RECORDS FOR THE EXERCISE:
* * * * * * *
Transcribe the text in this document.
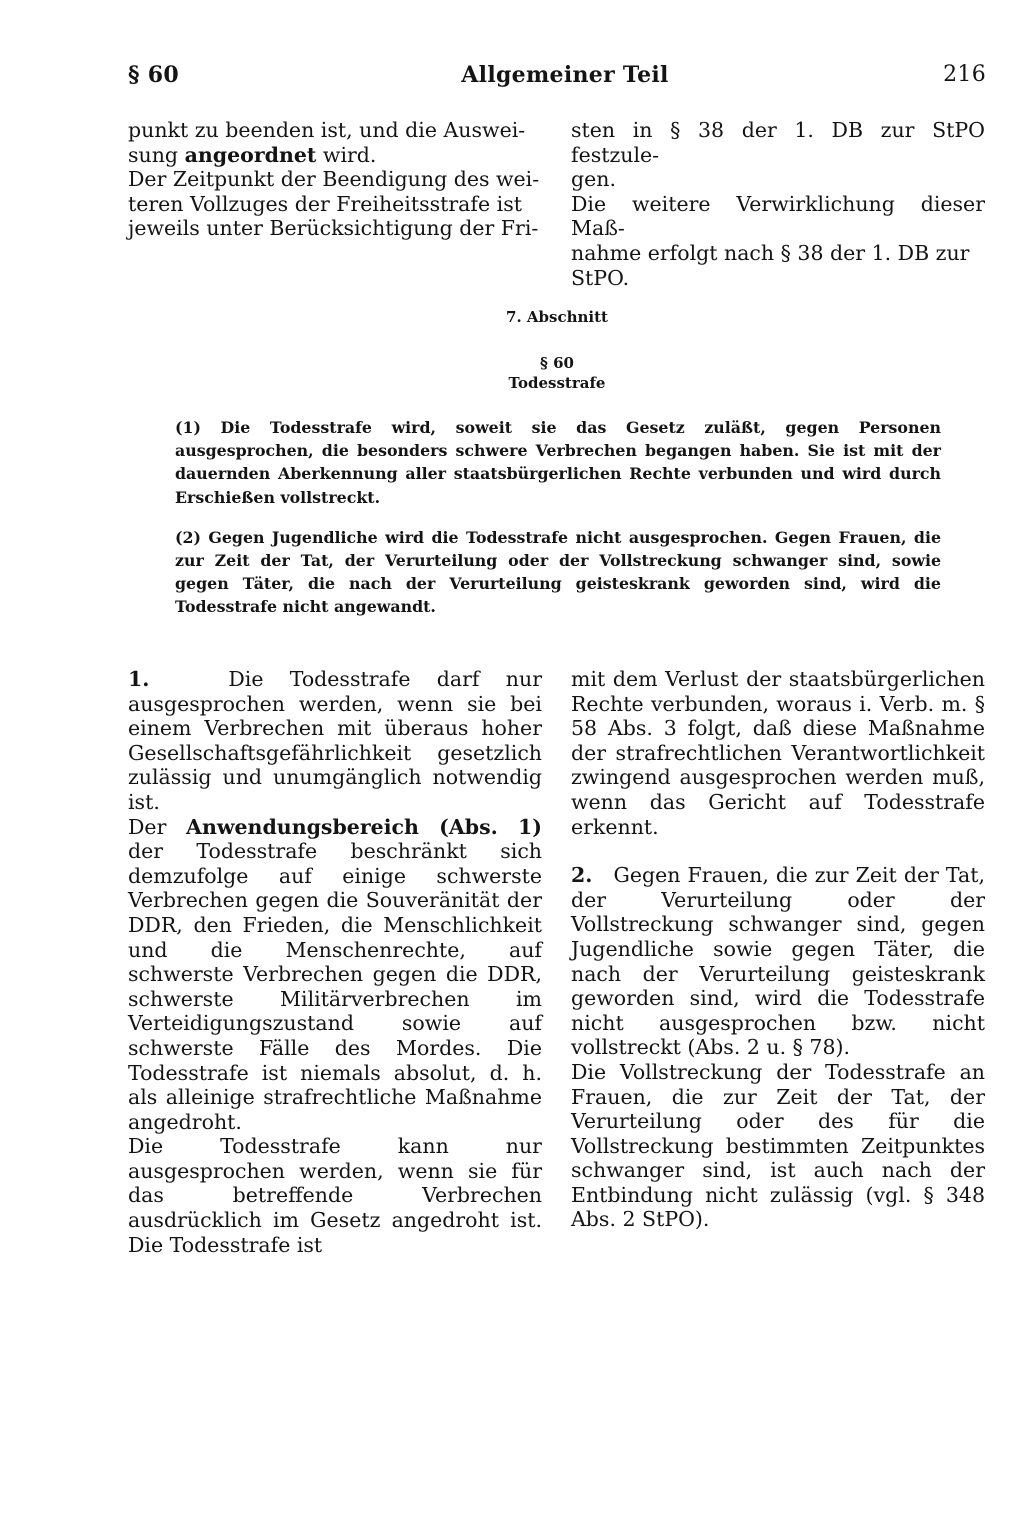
§ 60	Allgemeiner Teil	216

punkt zu beenden ist, und die Auswei-

sung angeordnet wird.

Der Zeitpunkt der Beendigung des wei-

teren Vollzuges der Freiheitsstrafe ist

jeweils unter Berücksichtigung der Fri-

sten in § 38 der 1. DB zur StPO festzule-

gen.

Die weitere Verwirklichung dieser Maß-

nahme erfolgt nach § 38 der 1. DB zur

StPO.

7. Abschnitt
§ 60
Todesstrafe

(1) Die Todesstrafe wird, soweit sie das Gesetz zuläßt, gegen Personen ausgesprochen, die besonders schwere Verbrechen begangen haben. Sie ist mit der dauernden Aberkennung aller staatsbürgerlichen Rechte verbunden und wird durch Erschießen vollstreckt.

(2) Gegen Jugendliche wird die Todesstrafe nicht ausgesprochen. Gegen Frauen, die zur Zeit der Tat, der Verurteilung oder der Vollstreckung schwanger sind, sowie gegen Täter, die nach der Verurteilung geisteskrank geworden sind, wird die Todesstrafe nicht angewandt.

1.	Die Todesstrafe darf nur ausgesprochen werden, wenn sie bei einem Verbrechen mit überaus hoher Gesellschaftsgefährlichkeit gesetzlich zulässig und unumgänglich notwendig ist.

Der Anwendungsbereich (Abs. 1) der Todesstrafe beschränkt sich demzufolge auf einige schwerste Verbrechen gegen die Souveränität der DDR, den Frieden, die Menschlichkeit und die Menschenrechte, auf schwerste Verbrechen gegen die DDR, schwerste Militärverbrechen im Verteidigungszustand sowie auf schwerste Fälle des Mordes. Die Todesstrafe ist niemals absolut, d. h. als alleinige strafrechtliche Maßnahme angedroht.

Die Todesstrafe kann nur ausgesprochen werden, wenn sie für das betreffende Verbrechen ausdrücklich im Gesetz angedroht ist. Die Todesstrafe ist

mit dem Verlust der staatsbürgerlichen Rechte verbunden, woraus i. Verb. m. § 58 Abs. 3 folgt, daß diese Maßnahme der strafrechtlichen Verantwortlichkeit zwingend ausgesprochen werden muß, wenn das Gericht auf Todesstrafe erkennt.

2. Gegen Frauen, die zur Zeit der Tat, der Verurteilung oder der Vollstreckung schwanger sind, gegen Jugendliche sowie gegen Täter, die nach der Verurteilung geisteskrank geworden sind, wird die Todesstrafe nicht ausgesprochen bzw. nicht vollstreckt (Abs. 2 u. § 78).

Die Vollstreckung der Todesstrafe an Frauen, die zur Zeit der Tat, der Verurteilung oder des für die Vollstreckung bestimmten Zeitpunktes schwanger sind, ist auch nach der Entbindung nicht zulässig (vgl. § 348 Abs. 2 StPO).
* * * * * * *
WHAT YOU NEED TO DO: Word for word, quote the lines above. Omit the pictures.

SOLUTION TO THIS TASK:
Transcribe the text in this document.
§ 60	Allgemeiner Teil	216

punkt zu beenden ist, und die Auswei-

sung angeordnet wird.

Der Zeitpunkt der Beendigung des wei-

teren Vollzuges der Freiheitsstrafe ist

jeweils unter Berücksichtigung der Fri-

sten in § 38 der 1. DB zur StPO festzule-

gen.

Die weitere Verwirklichung dieser Maß-

nahme erfolgt nach § 38 der 1. DB zur

StPO.

7. Abschnitt
§ 60
Todesstrafe

(1) Die Todesstrafe wird, soweit sie das Gesetz zuläßt, gegen Personen ausgesprochen, die besonders schwere Verbrechen begangen haben. Sie ist mit der dauernden Aberkennung aller staatsbürgerlichen Rechte verbunden und wird durch Erschießen vollstreckt.

(2) Gegen Jugendliche wird die Todesstrafe nicht ausgesprochen. Gegen Frauen, die zur Zeit der Tat, der Verurteilung oder der Vollstreckung schwanger sind, sowie gegen Täter, die nach der Verurteilung geisteskrank geworden sind, wird die Todesstrafe nicht angewandt.

1.	Die Todesstrafe darf nur ausgesprochen werden, wenn sie bei einem Verbrechen mit überaus hoher Gesellschaftsgefährlichkeit gesetzlich zulässig und unumgänglich notwendig ist.

Der Anwendungsbereich (Abs. 1) der Todesstrafe beschränkt sich demzufolge auf einige schwerste Verbrechen gegen die Souveränität der DDR, den Frieden, die Menschlichkeit und die Menschenrechte, auf schwerste Verbrechen gegen die DDR, schwerste Militärverbrechen im Verteidigungszustand sowie auf schwerste Fälle des Mordes. Die Todesstrafe ist niemals absolut, d. h. als alleinige strafrechtliche Maßnahme angedroht.

Die Todesstrafe kann nur ausgesprochen werden, wenn sie für das betreffende Verbrechen ausdrücklich im Gesetz angedroht ist. Die Todesstrafe ist

mit dem Verlust der staatsbürgerlichen Rechte verbunden, woraus i. Verb. m. § 58 Abs. 3 folgt, daß diese Maßnahme der strafrechtlichen Verantwortlichkeit zwingend ausgesprochen werden muß, wenn das Gericht auf Todesstrafe erkennt.

2. Gegen Frauen, die zur Zeit der Tat, der Verurteilung oder der Vollstreckung schwanger sind, gegen Jugendliche sowie gegen Täter, die nach der Verurteilung geisteskrank geworden sind, wird die Todesstrafe nicht ausgesprochen bzw. nicht vollstreckt (Abs. 2 u. § 78).

Die Vollstreckung der Todesstrafe an Frauen, die zur Zeit der Tat, der Verurteilung oder des für die Vollstreckung bestimmten Zeitpunktes schwanger sind, ist auch nach der Entbindung nicht zulässig (vgl. § 348 Abs. 2 StPO).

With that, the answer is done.